Working data ::
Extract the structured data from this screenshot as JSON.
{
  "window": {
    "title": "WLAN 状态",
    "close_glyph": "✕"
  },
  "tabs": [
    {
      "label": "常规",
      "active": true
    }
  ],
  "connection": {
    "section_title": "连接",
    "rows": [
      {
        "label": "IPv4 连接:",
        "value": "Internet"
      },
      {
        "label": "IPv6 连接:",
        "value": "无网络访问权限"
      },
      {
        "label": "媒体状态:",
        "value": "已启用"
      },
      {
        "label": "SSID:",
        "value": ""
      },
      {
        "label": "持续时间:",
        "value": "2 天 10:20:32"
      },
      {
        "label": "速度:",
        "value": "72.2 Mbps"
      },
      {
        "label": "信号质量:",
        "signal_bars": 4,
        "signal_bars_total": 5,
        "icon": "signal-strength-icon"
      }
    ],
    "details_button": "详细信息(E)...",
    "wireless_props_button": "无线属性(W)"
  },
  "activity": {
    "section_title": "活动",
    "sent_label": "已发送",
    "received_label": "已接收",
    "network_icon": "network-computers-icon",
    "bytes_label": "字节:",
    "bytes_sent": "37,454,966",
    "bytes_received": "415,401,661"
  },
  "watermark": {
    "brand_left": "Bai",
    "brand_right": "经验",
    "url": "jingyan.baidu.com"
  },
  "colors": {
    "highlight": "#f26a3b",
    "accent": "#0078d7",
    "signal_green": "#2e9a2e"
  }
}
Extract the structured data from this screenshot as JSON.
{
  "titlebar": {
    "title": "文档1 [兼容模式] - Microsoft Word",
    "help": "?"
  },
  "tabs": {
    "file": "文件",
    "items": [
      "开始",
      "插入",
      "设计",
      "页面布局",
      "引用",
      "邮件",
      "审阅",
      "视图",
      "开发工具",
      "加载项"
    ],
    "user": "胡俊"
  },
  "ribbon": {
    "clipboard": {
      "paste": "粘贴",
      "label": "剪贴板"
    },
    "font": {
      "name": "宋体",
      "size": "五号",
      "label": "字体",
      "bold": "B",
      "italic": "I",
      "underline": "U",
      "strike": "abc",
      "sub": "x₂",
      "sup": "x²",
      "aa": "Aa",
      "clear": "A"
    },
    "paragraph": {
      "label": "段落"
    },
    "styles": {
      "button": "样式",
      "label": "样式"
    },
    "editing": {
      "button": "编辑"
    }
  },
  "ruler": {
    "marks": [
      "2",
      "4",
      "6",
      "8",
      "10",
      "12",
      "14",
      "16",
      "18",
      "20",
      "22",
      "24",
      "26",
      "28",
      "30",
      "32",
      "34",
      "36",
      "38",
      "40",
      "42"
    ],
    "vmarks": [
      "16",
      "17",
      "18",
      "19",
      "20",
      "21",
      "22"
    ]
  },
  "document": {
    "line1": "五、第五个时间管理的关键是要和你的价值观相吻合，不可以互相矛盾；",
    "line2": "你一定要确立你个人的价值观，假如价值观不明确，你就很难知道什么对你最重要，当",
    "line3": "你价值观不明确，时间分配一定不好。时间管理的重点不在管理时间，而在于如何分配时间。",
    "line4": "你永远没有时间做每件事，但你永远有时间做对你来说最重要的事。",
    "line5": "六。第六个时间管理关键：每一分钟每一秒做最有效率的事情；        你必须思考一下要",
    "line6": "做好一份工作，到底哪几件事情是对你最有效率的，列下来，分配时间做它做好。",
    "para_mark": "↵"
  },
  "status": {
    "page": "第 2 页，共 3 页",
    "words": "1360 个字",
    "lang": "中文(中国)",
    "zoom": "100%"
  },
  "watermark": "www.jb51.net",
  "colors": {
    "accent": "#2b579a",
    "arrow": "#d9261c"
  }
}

Given task :: Copy every line exactly. Leave nothing out.

Exercise result ::
Extract the structured data from this screenshot as JSON.
{
  "window": {
    "title": "WLAN 状态",
    "close_glyph": "✕"
  },
  "tabs": [
    {
      "label": "常规",
      "active": true
    }
  ],
  "connection": {
    "section_title": "连接",
    "rows": [
      {
        "label": "IPv4 连接:",
        "value": "Internet"
      },
      {
        "label": "IPv6 连接:",
        "value": "无网络访问权限"
      },
      {
        "label": "媒体状态:",
        "value": "已启用"
      },
      {
        "label": "SSID:",
        "value": ""
      },
      {
        "label": "持续时间:",
        "value": "2 天 10:20:32"
      },
      {
        "label": "速度:",
        "value": "72.2 Mbps"
      },
      {
        "label": "信号质量:",
        "signal_bars": 4,
        "signal_bars_total": 5,
        "icon": "signal-strength-icon"
      }
    ],
    "details_button": "详细信息(E)...",
    "wireless_props_button": "无线属性(W)"
  },
  "activity": {
    "section_title": "活动",
    "sent_label": "已发送",
    "received_label": "已接收",
    "network_icon": "network-computers-icon",
    "bytes_label": "字节:",
    "bytes_sent": "37,454,966",
    "bytes_received": "415,401,661"
  },
  "watermark": {
    "brand_left": "Bai",
    "brand_right": "经验",
    "url": "jingyan.baidu.com"
  },
  "colors": {
    "highlight": "#f26a3b",
    "accent": "#0078d7",
    "signal_green": "#2e9a2e"
  }
}
Extract the structured data from this screenshot as JSON.
{
  "titlebar": {
    "title": "文档1 [兼容模式] - Microsoft Word",
    "help": "?"
  },
  "tabs": {
    "file": "文件",
    "items": [
      "开始",
      "插入",
      "设计",
      "页面布局",
      "引用",
      "邮件",
      "审阅",
      "视图",
      "开发工具",
      "加载项"
    ],
    "user": "胡俊"
  },
  "ribbon": {
    "clipboard": {
      "paste": "粘贴",
      "label": "剪贴板"
    },
    "font": {
      "name": "宋体",
      "size": "五号",
      "label": "字体",
      "bold": "B",
      "italic": "I",
      "underline": "U",
      "strike": "abc",
      "sub": "x₂",
      "sup": "x²",
      "aa": "Aa",
      "clear": "A"
    },
    "paragraph": {
      "label": "段落"
    },
    "styles": {
      "button": "样式",
      "label": "样式"
    },
    "editing": {
      "button": "编辑"
    }
  },
  "ruler": {
    "marks": [
      "2",
      "4",
      "6",
      "8",
      "10",
      "12",
      "14",
      "16",
      "18",
      "20",
      "22",
      "24",
      "26",
      "28",
      "30",
      "32",
      "34",
      "36",
      "38",
      "40",
      "42"
    ],
    "vmarks": [
      "16",
      "17",
      "18",
      "19",
      "20",
      "21",
      "22"
    ]
  },
  "document": {
    "line1": "五、第五个时间管理的关键是要和你的价值观相吻合，不可以互相矛盾；",
    "line2": "你一定要确立你个人的价值观，假如价值观不明确，你就很难知道什么对你最重要，当",
    "line3": "你价值观不明确，时间分配一定不好。时间管理的重点不在管理时间，而在于如何分配时间。",
    "line4": "你永远没有时间做每件事，但你永远有时间做对你来说最重要的事。",
    "line5": "六。第六个时间管理关键：每一分钟每一秒做最有效率的事情；        你必须思考一下要",
    "line6": "做好一份工作，到底哪几件事情是对你最有效率的，列下来，分配时间做它做好。",
    "para_mark": "↵"
  },
  "status": {
    "page": "第 2 页，共 3 页",
    "words": "1360 个字",
    "lang": "中文(中国)",
    "zoom": "100%"
  },
  "watermark": "www.jb51.net",
  "colors": {
    "accent": "#2b579a",
    "arrow": "#d9261c"
  }
}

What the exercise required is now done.